Items from a data source:
^^^^^^^^^^^^^^^^
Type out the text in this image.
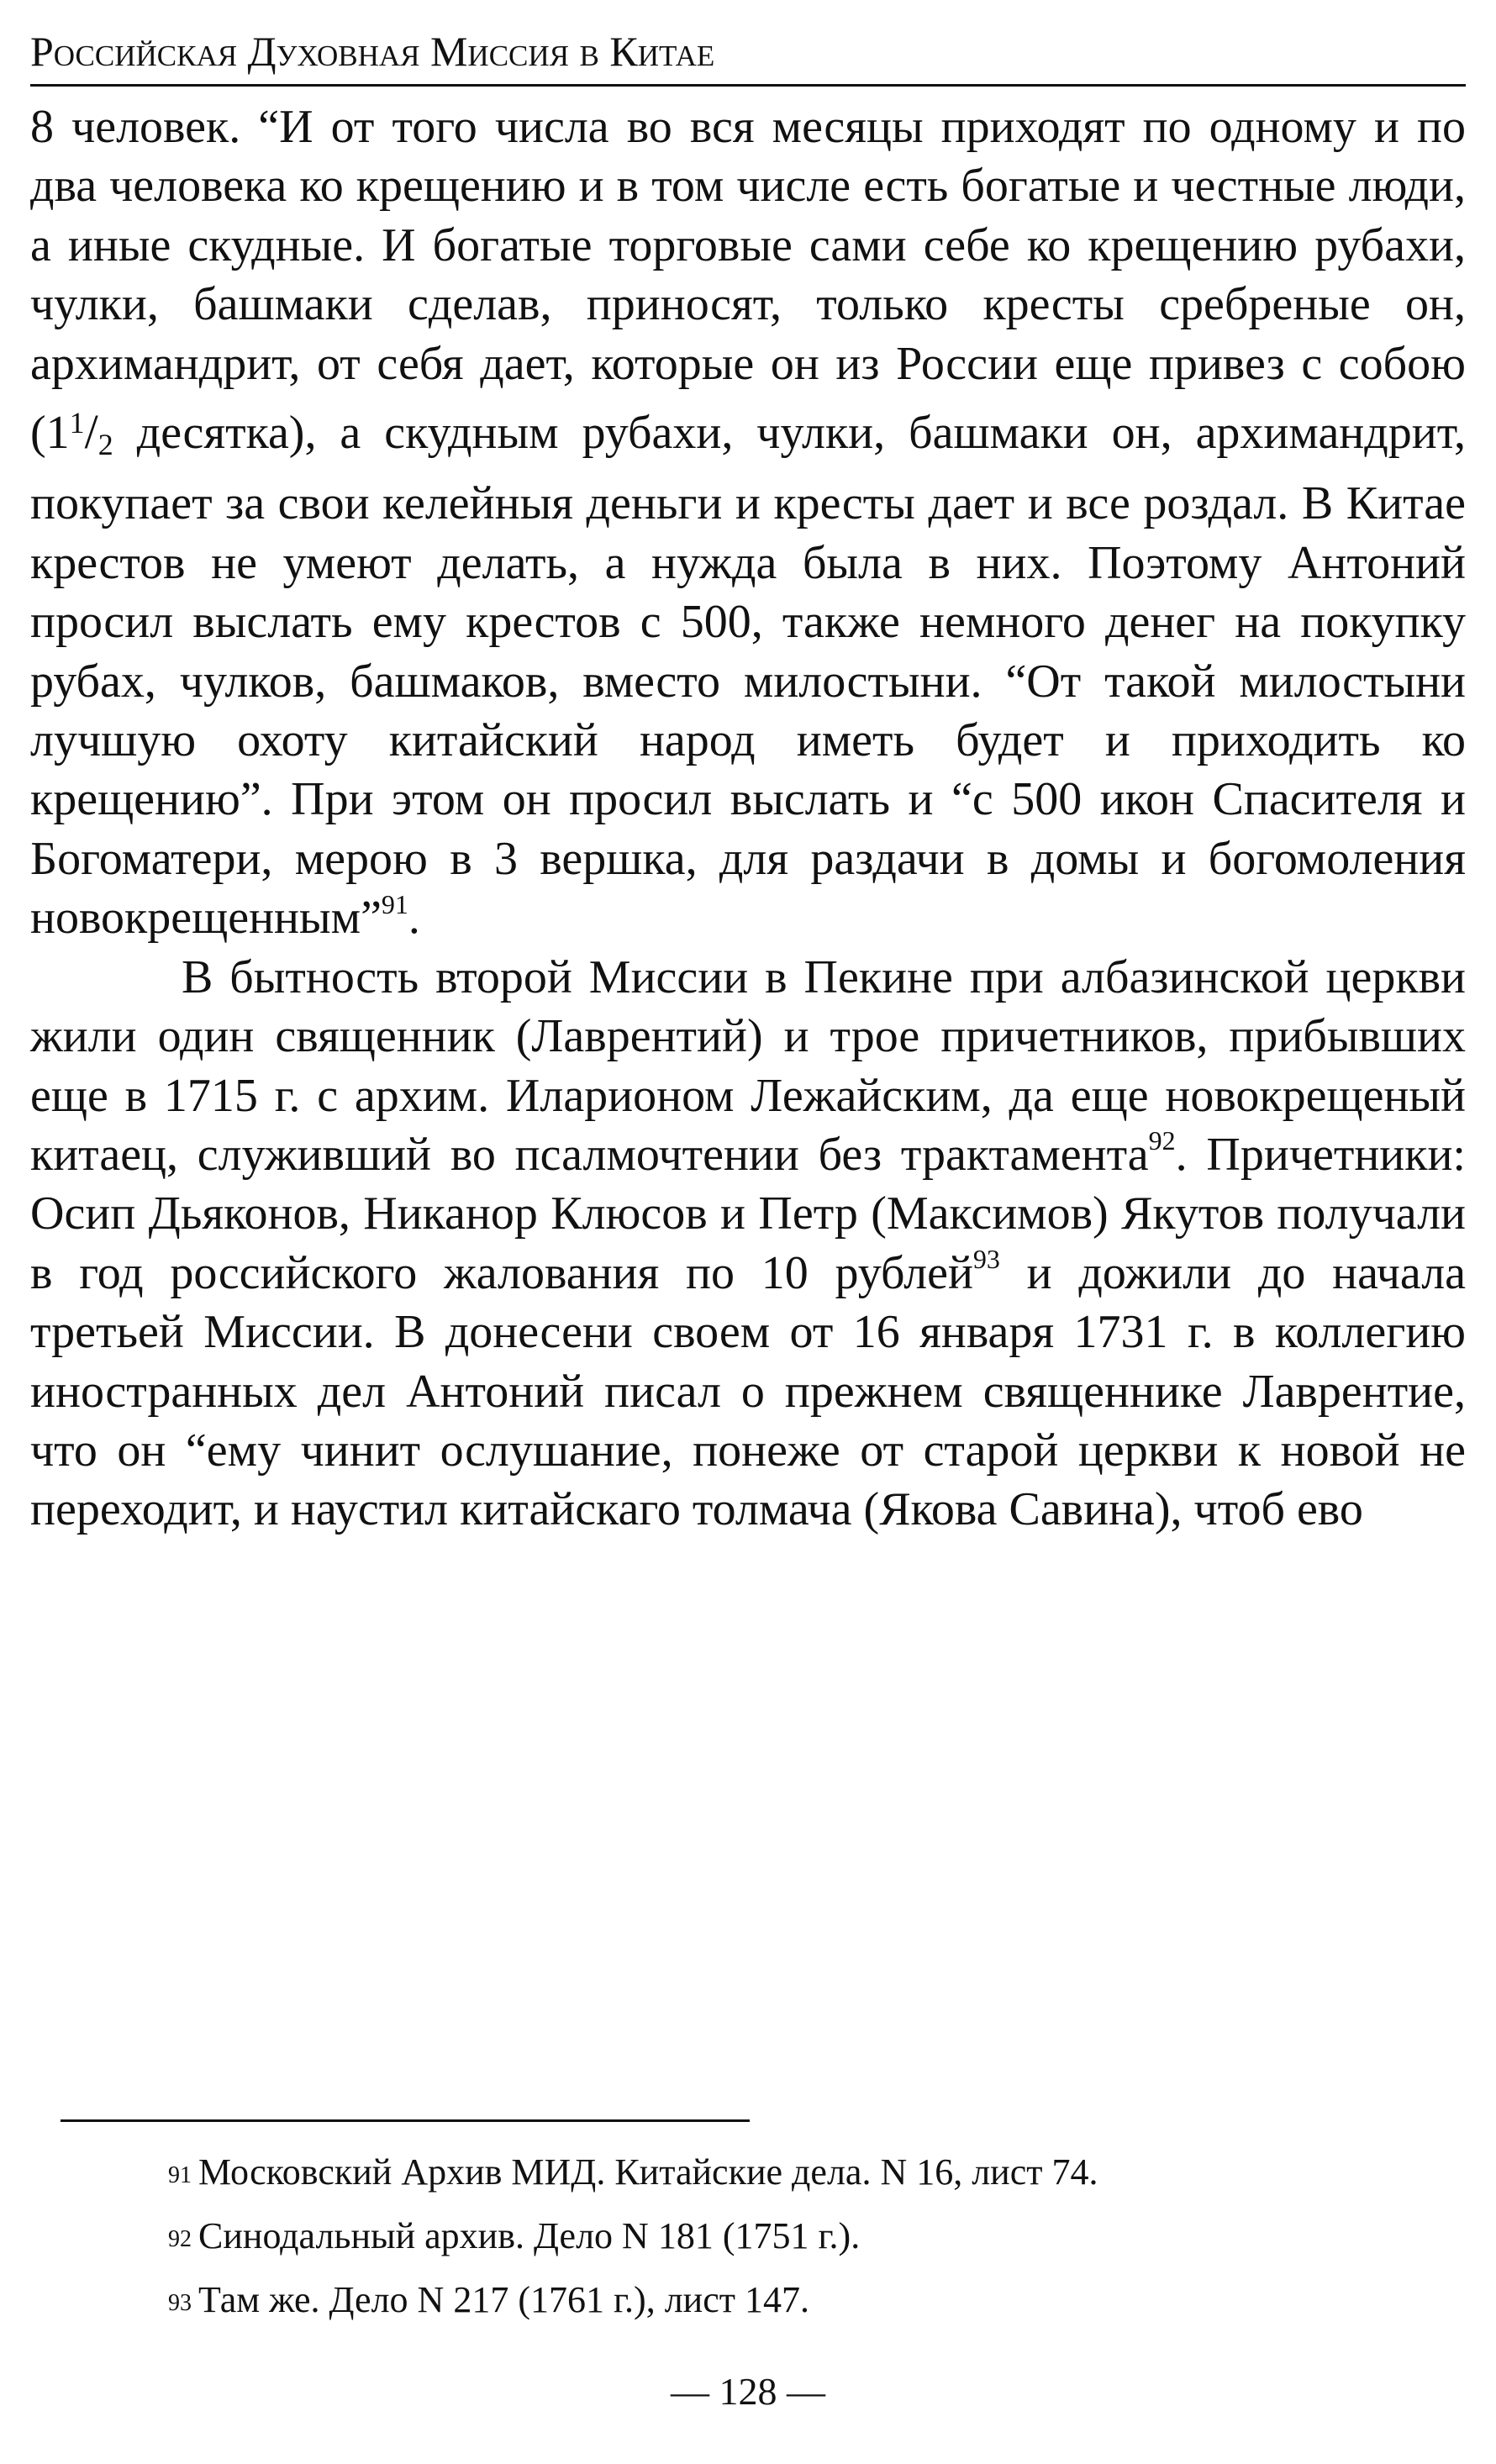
Российская Духовная Миссия в Китае

8 человек. “И от того числа во вся месяцы приходят по одному и по два человека ко крещению и в том числе есть богатые и честные люди, а иные скудные. И богатые торговые сами себе ко крещению рубахи, чулки, башмаки сделав, приносят, только кресты сребреные он, архимандрит, от себя дает, которые он из России еще привез с собою ($1^1/2$ десятка), а скудным рубахи, чулки, башмаки он, архимандрит, покупает за свои келейныя деньги и кресты дает и все роздал. В Китае крестов не умеют делать, а нужда была в них. Поэтому Антоний просил выслать ему крестов с 500, также немного денег на покупку рубах, чулков, башмаков, вместо милостыни. “От такой милостыни лучшую охоту китайский народ иметь будет и приходить ко крещению”. При этом он просил выслать и “с 500 икон Спасителя и Богоматери, мерою в 3 вершка, для раздачи в домы и богомоления новокрещенным”$^{91}$.

В бытность второй Миссии в Пекине при албазинской церкви жили один священник (Лаврентий) и трое причетников, прибывших еще в 1715 г. с архим. Иларионом Лежайским, да еще новокрещеный китаец, служивший во псалмочтении без трактамента$^{92}$. Причетники: Осип Дьяконов, Никанор Клюсов и Петр (Максимов) Якутов получали в год российского жалования по 10 рублей$^{93}$ и дожили до начала третьей Миссии. В донесени своем от 16 января 1731 г. в коллегию иностранных дел Антоний писал о прежнем священнике Лаврентие, что он “ему чинит ослушание, понеже от старой церкви к новой не переходит, и наустил китайскаго толмача (Якова Савина), чтоб ево

91 Московский Архив МИД. Китайские дела. N 16, лист 74.
92 Синодальный архив. Дело N 181 (1751 г.).
93 Там же. Дело N 217 (1761 г.), лист 147.
— 128 —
^^^^^^^^^^^^^^^^
Task prompt: Take the listing above and print it exactly, apart from the pictures.

Solution for this problem:
Type out the text in this image.
Российская Духовная Миссия в Китае

8 человек. “И от того числа во вся месяцы приходят по одному и по два человека ко крещению и в том числе есть богатые и честные люди, а иные скудные. И богатые торговые сами себе ко крещению рубахи, чулки, башмаки сделав, приносят, только кресты сребреные он, архимандрит, от себя дает, которые он из России еще привез с собою ($1^1/2$ десятка), а скудным рубахи, чулки, башмаки он, архимандрит, покупает за свои келейныя деньги и кресты дает и все роздал. В Китае крестов не умеют делать, а нужда была в них. Поэтому Антоний просил выслать ему крестов с 500, также немного денег на покупку рубах, чулков, башмаков, вместо милостыни. “От такой милостыни лучшую охоту китайский народ иметь будет и приходить ко крещению”. При этом он просил выслать и “с 500 икон Спасителя и Богоматери, мерою в 3 вершка, для раздачи в домы и богомоления новокрещенным”$^{91}$.

В бытность второй Миссии в Пекине при албазинской церкви жили один священник (Лаврентий) и трое причетников, прибывших еще в 1715 г. с архим. Иларионом Лежайским, да еще новокрещеный китаец, служивший во псалмочтении без трактамента$^{92}$. Причетники: Осип Дьяконов, Никанор Клюсов и Петр (Максимов) Якутов получали в год российского жалования по 10 рублей$^{93}$ и дожили до начала третьей Миссии. В донесени своем от 16 января 1731 г. в коллегию иностранных дел Антоний писал о прежнем священнике Лаврентие, что он “ему чинит ослушание, понеже от старой церкви к новой не переходит, и наустил китайскаго толмача (Якова Савина), чтоб ево

91 Московский Архив МИД. Китайские дела. N 16, лист 74.
92 Синодальный архив. Дело N 181 (1751 г.).
93 Там же. Дело N 217 (1761 г.), лист 147.
— 128 —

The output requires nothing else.